-------- RECORD SET

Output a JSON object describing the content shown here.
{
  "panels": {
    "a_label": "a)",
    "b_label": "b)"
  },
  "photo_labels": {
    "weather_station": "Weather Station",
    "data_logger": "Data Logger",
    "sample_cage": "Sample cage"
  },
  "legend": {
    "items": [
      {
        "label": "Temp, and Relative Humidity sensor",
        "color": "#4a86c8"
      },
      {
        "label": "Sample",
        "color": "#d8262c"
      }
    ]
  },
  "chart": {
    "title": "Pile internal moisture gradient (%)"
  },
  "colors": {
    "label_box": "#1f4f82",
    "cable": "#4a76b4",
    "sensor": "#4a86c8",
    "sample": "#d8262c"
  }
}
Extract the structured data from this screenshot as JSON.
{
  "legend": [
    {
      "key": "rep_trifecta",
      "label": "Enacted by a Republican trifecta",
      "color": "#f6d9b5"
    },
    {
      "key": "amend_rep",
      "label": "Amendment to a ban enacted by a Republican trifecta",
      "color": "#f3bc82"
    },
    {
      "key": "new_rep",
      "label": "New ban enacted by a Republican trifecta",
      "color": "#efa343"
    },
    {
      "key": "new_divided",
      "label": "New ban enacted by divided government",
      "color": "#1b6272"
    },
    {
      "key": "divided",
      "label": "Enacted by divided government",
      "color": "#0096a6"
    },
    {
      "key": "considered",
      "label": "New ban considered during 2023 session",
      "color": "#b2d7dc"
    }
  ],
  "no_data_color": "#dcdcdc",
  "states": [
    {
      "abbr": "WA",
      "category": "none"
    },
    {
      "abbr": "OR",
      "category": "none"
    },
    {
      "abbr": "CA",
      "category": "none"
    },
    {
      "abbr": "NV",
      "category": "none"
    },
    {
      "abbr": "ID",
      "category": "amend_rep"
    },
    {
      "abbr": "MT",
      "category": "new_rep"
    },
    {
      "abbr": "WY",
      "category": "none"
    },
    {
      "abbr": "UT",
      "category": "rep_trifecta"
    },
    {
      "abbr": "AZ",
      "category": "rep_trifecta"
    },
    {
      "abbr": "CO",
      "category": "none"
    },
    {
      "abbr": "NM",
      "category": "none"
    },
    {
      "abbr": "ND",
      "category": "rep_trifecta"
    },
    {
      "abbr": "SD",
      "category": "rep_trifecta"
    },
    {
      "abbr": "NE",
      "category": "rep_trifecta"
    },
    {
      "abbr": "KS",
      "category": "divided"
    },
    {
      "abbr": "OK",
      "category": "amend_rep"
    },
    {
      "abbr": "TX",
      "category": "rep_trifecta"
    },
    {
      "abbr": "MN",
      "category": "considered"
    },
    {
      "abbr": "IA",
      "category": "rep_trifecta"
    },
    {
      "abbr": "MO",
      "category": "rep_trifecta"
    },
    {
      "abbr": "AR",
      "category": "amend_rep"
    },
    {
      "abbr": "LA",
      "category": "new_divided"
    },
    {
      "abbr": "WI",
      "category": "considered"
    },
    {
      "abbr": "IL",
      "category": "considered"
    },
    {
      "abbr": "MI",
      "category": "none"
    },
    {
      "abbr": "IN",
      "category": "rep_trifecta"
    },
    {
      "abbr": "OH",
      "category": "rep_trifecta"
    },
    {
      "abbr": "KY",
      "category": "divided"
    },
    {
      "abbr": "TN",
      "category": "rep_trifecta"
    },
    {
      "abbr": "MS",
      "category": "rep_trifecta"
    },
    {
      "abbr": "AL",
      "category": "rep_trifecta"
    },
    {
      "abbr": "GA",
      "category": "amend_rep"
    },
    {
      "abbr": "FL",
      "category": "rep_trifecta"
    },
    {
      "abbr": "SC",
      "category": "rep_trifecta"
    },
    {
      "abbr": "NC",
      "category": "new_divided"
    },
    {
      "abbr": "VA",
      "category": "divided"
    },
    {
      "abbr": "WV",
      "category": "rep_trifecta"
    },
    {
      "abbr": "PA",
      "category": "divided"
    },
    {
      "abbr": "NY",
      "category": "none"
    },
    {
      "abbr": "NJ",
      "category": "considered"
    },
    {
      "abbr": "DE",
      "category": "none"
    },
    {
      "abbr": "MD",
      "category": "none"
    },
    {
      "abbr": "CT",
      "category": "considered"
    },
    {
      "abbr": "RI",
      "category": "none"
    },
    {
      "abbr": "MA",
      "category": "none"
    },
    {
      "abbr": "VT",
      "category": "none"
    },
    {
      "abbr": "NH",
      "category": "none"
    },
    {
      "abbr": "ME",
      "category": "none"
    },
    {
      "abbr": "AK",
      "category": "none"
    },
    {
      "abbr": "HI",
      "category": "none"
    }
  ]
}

----------------

## TASK REQUIREMENTS
Could you transcribe the records in full, exactly?

## RESPONSE
Output a JSON object describing the content shown here.
{
  "panels": {
    "a_label": "a)",
    "b_label": "b)"
  },
  "photo_labels": {
    "weather_station": "Weather Station",
    "data_logger": "Data Logger",
    "sample_cage": "Sample cage"
  },
  "legend": {
    "items": [
      {
        "label": "Temp, and Relative Humidity sensor",
        "color": "#4a86c8"
      },
      {
        "label": "Sample",
        "color": "#d8262c"
      }
    ]
  },
  "chart": {
    "title": "Pile internal moisture gradient (%)"
  },
  "colors": {
    "label_box": "#1f4f82",
    "cable": "#4a76b4",
    "sensor": "#4a86c8",
    "sample": "#d8262c"
  }
}
Extract the structured data from this screenshot as JSON.
{
  "legend": [
    {
      "key": "rep_trifecta",
      "label": "Enacted by a Republican trifecta",
      "color": "#f6d9b5"
    },
    {
      "key": "amend_rep",
      "label": "Amendment to a ban enacted by a Republican trifecta",
      "color": "#f3bc82"
    },
    {
      "key": "new_rep",
      "label": "New ban enacted by a Republican trifecta",
      "color": "#efa343"
    },
    {
      "key": "new_divided",
      "label": "New ban enacted by divided government",
      "color": "#1b6272"
    },
    {
      "key": "divided",
      "label": "Enacted by divided government",
      "color": "#0096a6"
    },
    {
      "key": "considered",
      "label": "New ban considered during 2023 session",
      "color": "#b2d7dc"
    }
  ],
  "no_data_color": "#dcdcdc",
  "states": [
    {
      "abbr": "WA",
      "category": "none"
    },
    {
      "abbr": "OR",
      "category": "none"
    },
    {
      "abbr": "CA",
      "category": "none"
    },
    {
      "abbr": "NV",
      "category": "none"
    },
    {
      "abbr": "ID",
      "category": "amend_rep"
    },
    {
      "abbr": "MT",
      "category": "new_rep"
    },
    {
      "abbr": "WY",
      "category": "none"
    },
    {
      "abbr": "UT",
      "category": "rep_trifecta"
    },
    {
      "abbr": "AZ",
      "category": "rep_trifecta"
    },
    {
      "abbr": "CO",
      "category": "none"
    },
    {
      "abbr": "NM",
      "category": "none"
    },
    {
      "abbr": "ND",
      "category": "rep_trifecta"
    },
    {
      "abbr": "SD",
      "category": "rep_trifecta"
    },
    {
      "abbr": "NE",
      "category": "rep_trifecta"
    },
    {
      "abbr": "KS",
      "category": "divided"
    },
    {
      "abbr": "OK",
      "category": "amend_rep"
    },
    {
      "abbr": "TX",
      "category": "rep_trifecta"
    },
    {
      "abbr": "MN",
      "category": "considered"
    },
    {
      "abbr": "IA",
      "category": "rep_trifecta"
    },
    {
      "abbr": "MO",
      "category": "rep_trifecta"
    },
    {
      "abbr": "AR",
      "category": "amend_rep"
    },
    {
      "abbr": "LA",
      "category": "new_divided"
    },
    {
      "abbr": "WI",
      "category": "considered"
    },
    {
      "abbr": "IL",
      "category": "considered"
    },
    {
      "abbr": "MI",
      "category": "none"
    },
    {
      "abbr": "IN",
      "category": "rep_trifecta"
    },
    {
      "abbr": "OH",
      "category": "rep_trifecta"
    },
    {
      "abbr": "KY",
      "category": "divided"
    },
    {
      "abbr": "TN",
      "category": "rep_trifecta"
    },
    {
      "abbr": "MS",
      "category": "rep_trifecta"
    },
    {
      "abbr": "AL",
      "category": "rep_trifecta"
    },
    {
      "abbr": "GA",
      "category": "amend_rep"
    },
    {
      "abbr": "FL",
      "category": "rep_trifecta"
    },
    {
      "abbr": "SC",
      "category": "rep_trifecta"
    },
    {
      "abbr": "NC",
      "category": "new_divided"
    },
    {
      "abbr": "VA",
      "category": "divided"
    },
    {
      "abbr": "WV",
      "category": "rep_trifecta"
    },
    {
      "abbr": "PA",
      "category": "divided"
    },
    {
      "abbr": "NY",
      "category": "none"
    },
    {
      "abbr": "NJ",
      "category": "considered"
    },
    {
      "abbr": "DE",
      "category": "none"
    },
    {
      "abbr": "MD",
      "category": "none"
    },
    {
      "abbr": "CT",
      "category": "considered"
    },
    {
      "abbr": "RI",
      "category": "none"
    },
    {
      "abbr": "MA",
      "category": "none"
    },
    {
      "abbr": "VT",
      "category": "none"
    },
    {
      "abbr": "NH",
      "category": "none"
    },
    {
      "abbr": "ME",
      "category": "none"
    },
    {
      "abbr": "AK",
      "category": "none"
    },
    {
      "abbr": "HI",
      "category": "none"
    }
  ]
}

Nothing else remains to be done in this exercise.